Extracted information.
______

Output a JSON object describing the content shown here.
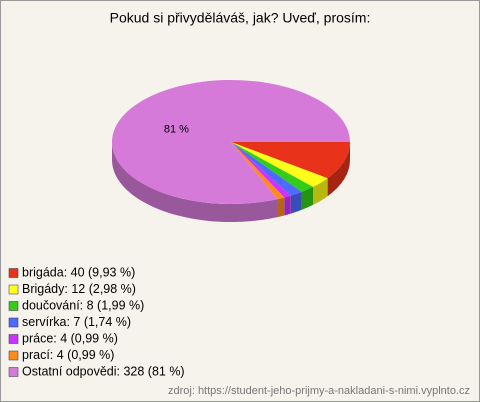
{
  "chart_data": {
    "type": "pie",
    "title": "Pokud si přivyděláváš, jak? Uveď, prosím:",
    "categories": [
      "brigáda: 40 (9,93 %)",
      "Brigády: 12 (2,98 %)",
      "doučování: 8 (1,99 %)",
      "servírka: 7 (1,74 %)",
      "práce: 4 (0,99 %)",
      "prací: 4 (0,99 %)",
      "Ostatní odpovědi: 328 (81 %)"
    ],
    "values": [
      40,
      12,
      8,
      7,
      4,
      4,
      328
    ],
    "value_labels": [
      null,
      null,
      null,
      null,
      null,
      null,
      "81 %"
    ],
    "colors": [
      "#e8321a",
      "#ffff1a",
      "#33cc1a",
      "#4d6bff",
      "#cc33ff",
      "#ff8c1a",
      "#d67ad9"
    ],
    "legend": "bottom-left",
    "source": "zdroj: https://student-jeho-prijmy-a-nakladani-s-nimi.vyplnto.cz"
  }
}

______

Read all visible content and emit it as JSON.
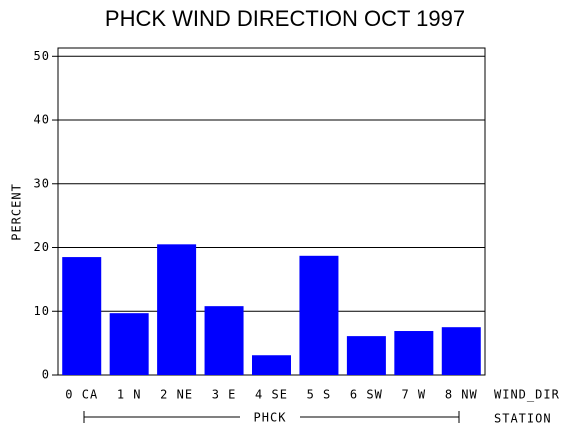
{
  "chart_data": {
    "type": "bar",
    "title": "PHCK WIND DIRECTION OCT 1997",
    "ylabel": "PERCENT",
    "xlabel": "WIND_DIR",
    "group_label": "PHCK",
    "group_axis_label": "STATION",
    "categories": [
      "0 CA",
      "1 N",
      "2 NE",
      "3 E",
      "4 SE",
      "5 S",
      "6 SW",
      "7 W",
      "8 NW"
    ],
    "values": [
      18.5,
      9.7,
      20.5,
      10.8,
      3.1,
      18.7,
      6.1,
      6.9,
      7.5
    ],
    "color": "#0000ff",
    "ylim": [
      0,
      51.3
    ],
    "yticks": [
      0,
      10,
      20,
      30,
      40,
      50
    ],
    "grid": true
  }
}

______

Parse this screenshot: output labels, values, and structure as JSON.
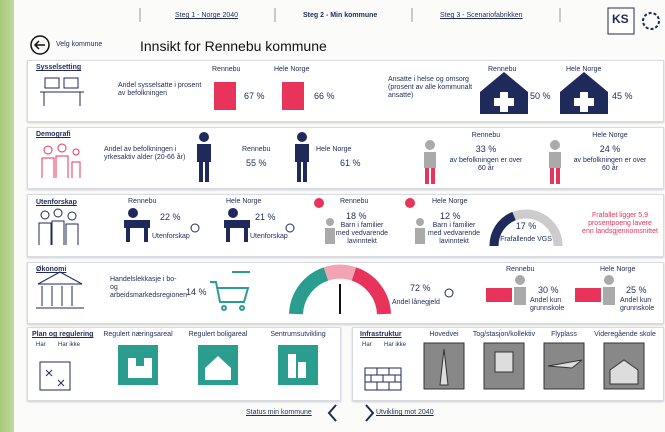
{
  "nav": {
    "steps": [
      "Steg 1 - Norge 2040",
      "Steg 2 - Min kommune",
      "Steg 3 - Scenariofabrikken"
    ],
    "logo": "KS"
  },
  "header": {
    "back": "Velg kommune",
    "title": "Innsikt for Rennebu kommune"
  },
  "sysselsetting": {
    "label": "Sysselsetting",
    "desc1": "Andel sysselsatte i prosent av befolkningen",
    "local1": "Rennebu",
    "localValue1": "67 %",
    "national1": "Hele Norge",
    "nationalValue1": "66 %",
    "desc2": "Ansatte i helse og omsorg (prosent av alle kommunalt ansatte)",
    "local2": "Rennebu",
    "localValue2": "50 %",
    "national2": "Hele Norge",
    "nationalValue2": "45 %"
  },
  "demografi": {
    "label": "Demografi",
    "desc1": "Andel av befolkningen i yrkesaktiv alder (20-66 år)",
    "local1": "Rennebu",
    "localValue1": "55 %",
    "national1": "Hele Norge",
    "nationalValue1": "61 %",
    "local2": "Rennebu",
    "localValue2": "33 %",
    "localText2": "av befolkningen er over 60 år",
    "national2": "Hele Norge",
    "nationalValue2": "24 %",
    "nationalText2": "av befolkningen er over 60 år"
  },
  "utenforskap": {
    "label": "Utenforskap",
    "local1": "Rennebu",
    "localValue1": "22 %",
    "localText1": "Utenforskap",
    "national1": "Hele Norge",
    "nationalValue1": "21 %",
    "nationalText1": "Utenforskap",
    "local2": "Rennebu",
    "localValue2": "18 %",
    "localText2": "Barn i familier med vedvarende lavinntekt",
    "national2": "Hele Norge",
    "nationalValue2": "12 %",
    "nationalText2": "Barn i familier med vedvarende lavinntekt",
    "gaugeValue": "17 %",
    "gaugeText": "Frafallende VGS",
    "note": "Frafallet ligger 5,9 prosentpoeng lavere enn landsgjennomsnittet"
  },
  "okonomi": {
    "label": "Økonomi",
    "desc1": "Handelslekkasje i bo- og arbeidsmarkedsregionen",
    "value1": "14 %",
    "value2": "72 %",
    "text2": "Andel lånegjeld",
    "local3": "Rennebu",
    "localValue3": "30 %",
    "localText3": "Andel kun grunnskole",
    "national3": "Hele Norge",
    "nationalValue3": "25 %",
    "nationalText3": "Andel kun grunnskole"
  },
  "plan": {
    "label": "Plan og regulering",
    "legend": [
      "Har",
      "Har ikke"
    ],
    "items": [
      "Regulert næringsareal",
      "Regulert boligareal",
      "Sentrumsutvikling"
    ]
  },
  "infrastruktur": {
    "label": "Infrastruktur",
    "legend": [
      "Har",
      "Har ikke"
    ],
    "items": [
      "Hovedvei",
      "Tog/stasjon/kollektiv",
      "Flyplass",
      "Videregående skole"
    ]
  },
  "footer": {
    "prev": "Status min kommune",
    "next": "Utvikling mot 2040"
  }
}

______

What this task involves.
Extract every line from the records above that contains the word "content".

Written answer.
Output a JSON object describing the content shown here.
Read all visible content and emit it as JSON.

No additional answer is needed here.